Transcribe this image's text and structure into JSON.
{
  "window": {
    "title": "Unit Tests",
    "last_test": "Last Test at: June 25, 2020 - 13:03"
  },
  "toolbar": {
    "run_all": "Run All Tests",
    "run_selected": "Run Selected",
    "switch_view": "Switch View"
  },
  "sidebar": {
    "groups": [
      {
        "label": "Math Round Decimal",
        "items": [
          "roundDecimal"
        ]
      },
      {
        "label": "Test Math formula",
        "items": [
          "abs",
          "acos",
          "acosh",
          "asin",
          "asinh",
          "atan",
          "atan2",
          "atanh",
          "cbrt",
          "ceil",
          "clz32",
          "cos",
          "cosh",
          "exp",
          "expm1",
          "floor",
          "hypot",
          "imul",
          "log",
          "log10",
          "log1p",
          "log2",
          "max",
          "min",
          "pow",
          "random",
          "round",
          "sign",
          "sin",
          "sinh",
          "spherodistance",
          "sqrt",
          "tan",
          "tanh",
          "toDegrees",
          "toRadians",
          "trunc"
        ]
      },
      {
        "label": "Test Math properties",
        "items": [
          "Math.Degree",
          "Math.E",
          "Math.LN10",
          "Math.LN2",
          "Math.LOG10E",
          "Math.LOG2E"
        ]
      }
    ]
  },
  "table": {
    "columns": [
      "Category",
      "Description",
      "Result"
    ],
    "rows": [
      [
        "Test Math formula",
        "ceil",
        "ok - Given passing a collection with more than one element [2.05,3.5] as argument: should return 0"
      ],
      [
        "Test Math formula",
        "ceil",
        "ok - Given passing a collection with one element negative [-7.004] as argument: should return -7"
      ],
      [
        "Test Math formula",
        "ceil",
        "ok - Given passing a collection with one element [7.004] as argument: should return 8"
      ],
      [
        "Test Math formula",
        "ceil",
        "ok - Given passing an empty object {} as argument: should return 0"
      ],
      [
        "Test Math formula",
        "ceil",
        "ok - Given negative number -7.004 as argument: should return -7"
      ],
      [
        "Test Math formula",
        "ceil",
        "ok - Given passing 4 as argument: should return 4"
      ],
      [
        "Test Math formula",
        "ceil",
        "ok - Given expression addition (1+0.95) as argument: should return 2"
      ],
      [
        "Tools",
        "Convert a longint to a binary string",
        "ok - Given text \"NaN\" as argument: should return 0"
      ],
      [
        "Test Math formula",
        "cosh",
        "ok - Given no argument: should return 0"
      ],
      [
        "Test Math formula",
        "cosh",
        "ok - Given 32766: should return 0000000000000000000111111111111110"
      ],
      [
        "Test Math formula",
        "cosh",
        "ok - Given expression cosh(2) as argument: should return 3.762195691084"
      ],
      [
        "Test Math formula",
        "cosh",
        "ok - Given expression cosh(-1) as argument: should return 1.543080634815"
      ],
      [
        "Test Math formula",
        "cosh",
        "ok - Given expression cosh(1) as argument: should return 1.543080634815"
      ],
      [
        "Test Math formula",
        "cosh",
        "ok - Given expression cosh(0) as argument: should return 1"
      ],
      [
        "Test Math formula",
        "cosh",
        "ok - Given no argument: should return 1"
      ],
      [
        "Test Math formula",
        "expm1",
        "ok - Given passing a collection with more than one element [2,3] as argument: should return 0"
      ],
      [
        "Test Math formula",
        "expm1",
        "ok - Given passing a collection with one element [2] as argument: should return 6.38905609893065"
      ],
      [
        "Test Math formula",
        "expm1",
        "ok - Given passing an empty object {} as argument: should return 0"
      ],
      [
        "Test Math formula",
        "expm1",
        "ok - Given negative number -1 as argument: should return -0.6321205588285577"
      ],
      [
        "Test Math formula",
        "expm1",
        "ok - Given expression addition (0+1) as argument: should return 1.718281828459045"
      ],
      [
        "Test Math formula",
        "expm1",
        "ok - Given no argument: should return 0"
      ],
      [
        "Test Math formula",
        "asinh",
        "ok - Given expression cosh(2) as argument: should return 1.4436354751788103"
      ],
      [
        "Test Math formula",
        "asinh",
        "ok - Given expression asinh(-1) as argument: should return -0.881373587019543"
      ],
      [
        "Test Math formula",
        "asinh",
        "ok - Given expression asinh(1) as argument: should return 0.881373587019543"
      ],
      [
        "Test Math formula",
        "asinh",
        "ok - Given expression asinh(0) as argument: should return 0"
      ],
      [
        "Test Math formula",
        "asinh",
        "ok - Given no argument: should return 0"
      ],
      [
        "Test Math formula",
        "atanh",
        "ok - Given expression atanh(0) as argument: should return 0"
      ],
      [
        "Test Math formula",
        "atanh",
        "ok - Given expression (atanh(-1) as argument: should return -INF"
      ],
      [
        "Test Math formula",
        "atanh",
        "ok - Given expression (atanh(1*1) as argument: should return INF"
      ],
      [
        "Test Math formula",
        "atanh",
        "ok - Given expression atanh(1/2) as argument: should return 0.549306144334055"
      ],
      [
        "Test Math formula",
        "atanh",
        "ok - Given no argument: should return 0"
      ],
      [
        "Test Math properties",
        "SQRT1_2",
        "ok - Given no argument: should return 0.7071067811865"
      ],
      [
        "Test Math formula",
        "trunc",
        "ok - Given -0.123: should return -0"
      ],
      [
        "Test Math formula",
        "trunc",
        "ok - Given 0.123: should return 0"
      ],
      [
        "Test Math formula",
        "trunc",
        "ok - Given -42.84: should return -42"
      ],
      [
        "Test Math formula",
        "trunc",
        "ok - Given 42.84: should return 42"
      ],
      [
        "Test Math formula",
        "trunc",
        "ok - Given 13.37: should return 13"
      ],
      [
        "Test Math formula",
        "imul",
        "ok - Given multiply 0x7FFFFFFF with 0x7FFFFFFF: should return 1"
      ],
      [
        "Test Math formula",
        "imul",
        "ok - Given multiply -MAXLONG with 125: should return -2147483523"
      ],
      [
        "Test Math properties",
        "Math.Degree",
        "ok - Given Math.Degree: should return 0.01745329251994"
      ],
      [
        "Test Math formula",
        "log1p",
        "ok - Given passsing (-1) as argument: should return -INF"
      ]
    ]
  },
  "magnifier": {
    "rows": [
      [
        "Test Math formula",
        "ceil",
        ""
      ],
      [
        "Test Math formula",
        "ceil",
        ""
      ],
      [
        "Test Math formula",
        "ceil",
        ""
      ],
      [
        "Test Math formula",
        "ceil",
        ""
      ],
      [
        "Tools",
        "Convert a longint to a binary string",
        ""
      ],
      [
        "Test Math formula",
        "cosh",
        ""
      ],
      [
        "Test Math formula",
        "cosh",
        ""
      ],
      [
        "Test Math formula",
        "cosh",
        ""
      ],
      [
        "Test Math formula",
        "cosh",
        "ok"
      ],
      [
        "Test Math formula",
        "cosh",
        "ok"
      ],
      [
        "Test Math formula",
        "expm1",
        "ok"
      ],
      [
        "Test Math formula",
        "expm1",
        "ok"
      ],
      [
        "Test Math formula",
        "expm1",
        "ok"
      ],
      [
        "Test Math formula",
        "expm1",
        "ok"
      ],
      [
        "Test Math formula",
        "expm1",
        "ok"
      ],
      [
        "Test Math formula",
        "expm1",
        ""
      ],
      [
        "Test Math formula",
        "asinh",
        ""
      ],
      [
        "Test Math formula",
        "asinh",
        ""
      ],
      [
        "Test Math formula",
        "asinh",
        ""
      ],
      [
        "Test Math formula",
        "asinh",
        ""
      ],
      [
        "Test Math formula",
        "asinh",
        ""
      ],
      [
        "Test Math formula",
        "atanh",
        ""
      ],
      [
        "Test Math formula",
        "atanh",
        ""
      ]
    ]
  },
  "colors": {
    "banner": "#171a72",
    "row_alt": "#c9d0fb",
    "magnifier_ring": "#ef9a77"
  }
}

════════════════

* **Exercise**
The records above must be repeated exactly, every one of them.

* **Full answer**
Transcribe this image's text and structure into JSON.
{
  "window": {
    "title": "Unit Tests",
    "last_test": "Last Test at: June 25, 2020 - 13:03"
  },
  "toolbar": {
    "run_all": "Run All Tests",
    "run_selected": "Run Selected",
    "switch_view": "Switch View"
  },
  "sidebar": {
    "groups": [
      {
        "label": "Math Round Decimal",
        "items": [
          "roundDecimal"
        ]
      },
      {
        "label": "Test Math formula",
        "items": [
          "abs",
          "acos",
          "acosh",
          "asin",
          "asinh",
          "atan",
          "atan2",
          "atanh",
          "cbrt",
          "ceil",
          "clz32",
          "cos",
          "cosh",
          "exp",
          "expm1",
          "floor",
          "hypot",
          "imul",
          "log",
          "log10",
          "log1p",
          "log2",
          "max",
          "min",
          "pow",
          "random",
          "round",
          "sign",
          "sin",
          "sinh",
          "spherodistance",
          "sqrt",
          "tan",
          "tanh",
          "toDegrees",
          "toRadians",
          "trunc"
        ]
      },
      {
        "label": "Test Math properties",
        "items": [
          "Math.Degree",
          "Math.E",
          "Math.LN10",
          "Math.LN2",
          "Math.LOG10E",
          "Math.LOG2E"
        ]
      }
    ]
  },
  "table": {
    "columns": [
      "Category",
      "Description",
      "Result"
    ],
    "rows": [
      [
        "Test Math formula",
        "ceil",
        "ok - Given passing a collection with more than one element [2.05,3.5] as argument: should return 0"
      ],
      [
        "Test Math formula",
        "ceil",
        "ok - Given passing a collection with one element negative [-7.004] as argument: should return -7"
      ],
      [
        "Test Math formula",
        "ceil",
        "ok - Given passing a collection with one element [7.004] as argument: should return 8"
      ],
      [
        "Test Math formula",
        "ceil",
        "ok - Given passing an empty object {} as argument: should return 0"
      ],
      [
        "Test Math formula",
        "ceil",
        "ok - Given negative number -7.004 as argument: should return -7"
      ],
      [
        "Test Math formula",
        "ceil",
        "ok - Given passing 4 as argument: should return 4"
      ],
      [
        "Test Math formula",
        "ceil",
        "ok - Given expression addition (1+0.95) as argument: should return 2"
      ],
      [
        "Tools",
        "Convert a longint to a binary string",
        "ok - Given text \"NaN\" as argument: should return 0"
      ],
      [
        "Test Math formula",
        "cosh",
        "ok - Given no argument: should return 0"
      ],
      [
        "Test Math formula",
        "cosh",
        "ok - Given 32766: should return 0000000000000000000111111111111110"
      ],
      [
        "Test Math formula",
        "cosh",
        "ok - Given expression cosh(2) as argument: should return 3.762195691084"
      ],
      [
        "Test Math formula",
        "cosh",
        "ok - Given expression cosh(-1) as argument: should return 1.543080634815"
      ],
      [
        "Test Math formula",
        "cosh",
        "ok - Given expression cosh(1) as argument: should return 1.543080634815"
      ],
      [
        "Test Math formula",
        "cosh",
        "ok - Given expression cosh(0) as argument: should return 1"
      ],
      [
        "Test Math formula",
        "cosh",
        "ok - Given no argument: should return 1"
      ],
      [
        "Test Math formula",
        "expm1",
        "ok - Given passing a collection with more than one element [2,3] as argument: should return 0"
      ],
      [
        "Test Math formula",
        "expm1",
        "ok - Given passing a collection with one element [2] as argument: should return 6.38905609893065"
      ],
      [
        "Test Math formula",
        "expm1",
        "ok - Given passing an empty object {} as argument: should return 0"
      ],
      [
        "Test Math formula",
        "expm1",
        "ok - Given negative number -1 as argument: should return -0.6321205588285577"
      ],
      [
        "Test Math formula",
        "expm1",
        "ok - Given expression addition (0+1) as argument: should return 1.718281828459045"
      ],
      [
        "Test Math formula",
        "expm1",
        "ok - Given no argument: should return 0"
      ],
      [
        "Test Math formula",
        "asinh",
        "ok - Given expression cosh(2) as argument: should return 1.4436354751788103"
      ],
      [
        "Test Math formula",
        "asinh",
        "ok - Given expression asinh(-1) as argument: should return -0.881373587019543"
      ],
      [
        "Test Math formula",
        "asinh",
        "ok - Given expression asinh(1) as argument: should return 0.881373587019543"
      ],
      [
        "Test Math formula",
        "asinh",
        "ok - Given expression asinh(0) as argument: should return 0"
      ],
      [
        "Test Math formula",
        "asinh",
        "ok - Given no argument: should return 0"
      ],
      [
        "Test Math formula",
        "atanh",
        "ok - Given expression atanh(0) as argument: should return 0"
      ],
      [
        "Test Math formula",
        "atanh",
        "ok - Given expression (atanh(-1) as argument: should return -INF"
      ],
      [
        "Test Math formula",
        "atanh",
        "ok - Given expression (atanh(1*1) as argument: should return INF"
      ],
      [
        "Test Math formula",
        "atanh",
        "ok - Given expression atanh(1/2) as argument: should return 0.549306144334055"
      ],
      [
        "Test Math formula",
        "atanh",
        "ok - Given no argument: should return 0"
      ],
      [
        "Test Math properties",
        "SQRT1_2",
        "ok - Given no argument: should return 0.7071067811865"
      ],
      [
        "Test Math formula",
        "trunc",
        "ok - Given -0.123: should return -0"
      ],
      [
        "Test Math formula",
        "trunc",
        "ok - Given 0.123: should return 0"
      ],
      [
        "Test Math formula",
        "trunc",
        "ok - Given -42.84: should return -42"
      ],
      [
        "Test Math formula",
        "trunc",
        "ok - Given 42.84: should return 42"
      ],
      [
        "Test Math formula",
        "trunc",
        "ok - Given 13.37: should return 13"
      ],
      [
        "Test Math formula",
        "imul",
        "ok - Given multiply 0x7FFFFFFF with 0x7FFFFFFF: should return 1"
      ],
      [
        "Test Math formula",
        "imul",
        "ok - Given multiply -MAXLONG with 125: should return -2147483523"
      ],
      [
        "Test Math properties",
        "Math.Degree",
        "ok - Given Math.Degree: should return 0.01745329251994"
      ],
      [
        "Test Math formula",
        "log1p",
        "ok - Given passsing (-1) as argument: should return -INF"
      ]
    ]
  },
  "magnifier": {
    "rows": [
      [
        "Test Math formula",
        "ceil",
        ""
      ],
      [
        "Test Math formula",
        "ceil",
        ""
      ],
      [
        "Test Math formula",
        "ceil",
        ""
      ],
      [
        "Test Math formula",
        "ceil",
        ""
      ],
      [
        "Tools",
        "Convert a longint to a binary string",
        ""
      ],
      [
        "Test Math formula",
        "cosh",
        ""
      ],
      [
        "Test Math formula",
        "cosh",
        ""
      ],
      [
        "Test Math formula",
        "cosh",
        ""
      ],
      [
        "Test Math formula",
        "cosh",
        "ok"
      ],
      [
        "Test Math formula",
        "cosh",
        "ok"
      ],
      [
        "Test Math formula",
        "expm1",
        "ok"
      ],
      [
        "Test Math formula",
        "expm1",
        "ok"
      ],
      [
        "Test Math formula",
        "expm1",
        "ok"
      ],
      [
        "Test Math formula",
        "expm1",
        "ok"
      ],
      [
        "Test Math formula",
        "expm1",
        "ok"
      ],
      [
        "Test Math formula",
        "expm1",
        ""
      ],
      [
        "Test Math formula",
        "asinh",
        ""
      ],
      [
        "Test Math formula",
        "asinh",
        ""
      ],
      [
        "Test Math formula",
        "asinh",
        ""
      ],
      [
        "Test Math formula",
        "asinh",
        ""
      ],
      [
        "Test Math formula",
        "asinh",
        ""
      ],
      [
        "Test Math formula",
        "atanh",
        ""
      ],
      [
        "Test Math formula",
        "atanh",
        ""
      ]
    ]
  },
  "colors": {
    "banner": "#171a72",
    "row_alt": "#c9d0fb",
    "magnifier_ring": "#ef9a77"
  }
}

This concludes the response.